▶ [TASKS AND EXERCISES]:
(a) Write out the passage of the litigation notice that begins at the words "On March 31, 2022, the" and stops after "of the Merger.".
(b) Which terms does the litigation notice define in parentheses with quotation marks?
(c) According to the litigation notice, on what basis did the plaintiff allege that the board's members violated their fiduciary duties?

▶ [DOCUMENT SECTION]:

++++++++

Notice of Dismissal of The National Security Group, Inc. Litigation and Agreement Upon Attorneys' Fees
25 Août 2022 - 3:00PM
Notice is hereby provided to all persons who held shares of common
stock of The National Security Group, Inc. (the "Company") from and
including March 31, 2022 through July 1, 2022.
The purpose of this Notice is to inform you of
developments with respect to the putative class action lawsuit
captioned Cohen v. Wilkerson, et al., C.A. No. 2022-0333-LWW (the
"Action"), including the dismissal of the Action and an agreement
by Defendants to pay attorneys' fees and expenses to counsel for
Plaintiff.
On January 26, 2022, the Company entered into a
merger agreement pursuant to which VR Insurance SPV, LLC would
acquire the Company in an all-cash transaction valued at
approximately $41.4 million (the "Merger").
On March 31, 2022, the Company filed with the
U.S. Securities and Exchange Commission (the "SEC") a preliminary
proxy statement (the "Proxy Statement") asking its stockholders of
record as of April 26, 2022 to approve of the Merger.
On April 14, 2022, Plaintiff Cohen, a
stockholder of the Company, filed the Action, which named
then-members of the Company's Board of Directors as defendants.
Plaintiff alleged, among other things, that the board's members
violated their fiduciary duties under Delaware law by failing to
disclose in the Proxy Statement the financial projections received
by the Company's financial advisor in connection with the Merger
(the "Projections"). As relief, the complaint sought, among other
things, an injunction of the Merger, damages, and an award of
attorneys' fees.

++++++++

▶ [MATERIAL PROVIDED]:
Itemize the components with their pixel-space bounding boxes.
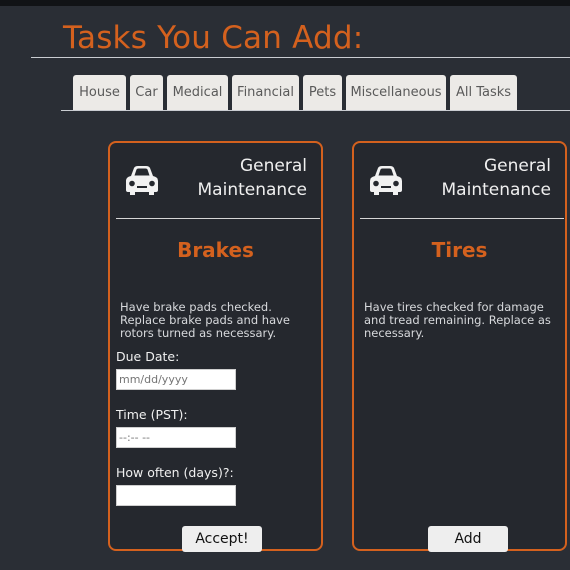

++++++++

▶ [EXPECTED ANSWERS]:
(a)
On March 31, 2022, the Company filed with the
U.S. Securities and Exchange Commission (the "SEC") a preliminary
proxy statement (the "Proxy Statement") asking its stockholders of
record as of April 26, 2022 to approve of the Merger.

(b)
- "Company"
- "Action"
- "Merger"
- "SEC"
- "Proxy Statement"
- "Projections"

(c) The plaintiff alleged that the board's members violated their fiduciary duties under Delaware law by failing to disclose in the Proxy Statement the financial projections that the Company's financial advisor received in connection with the Merger.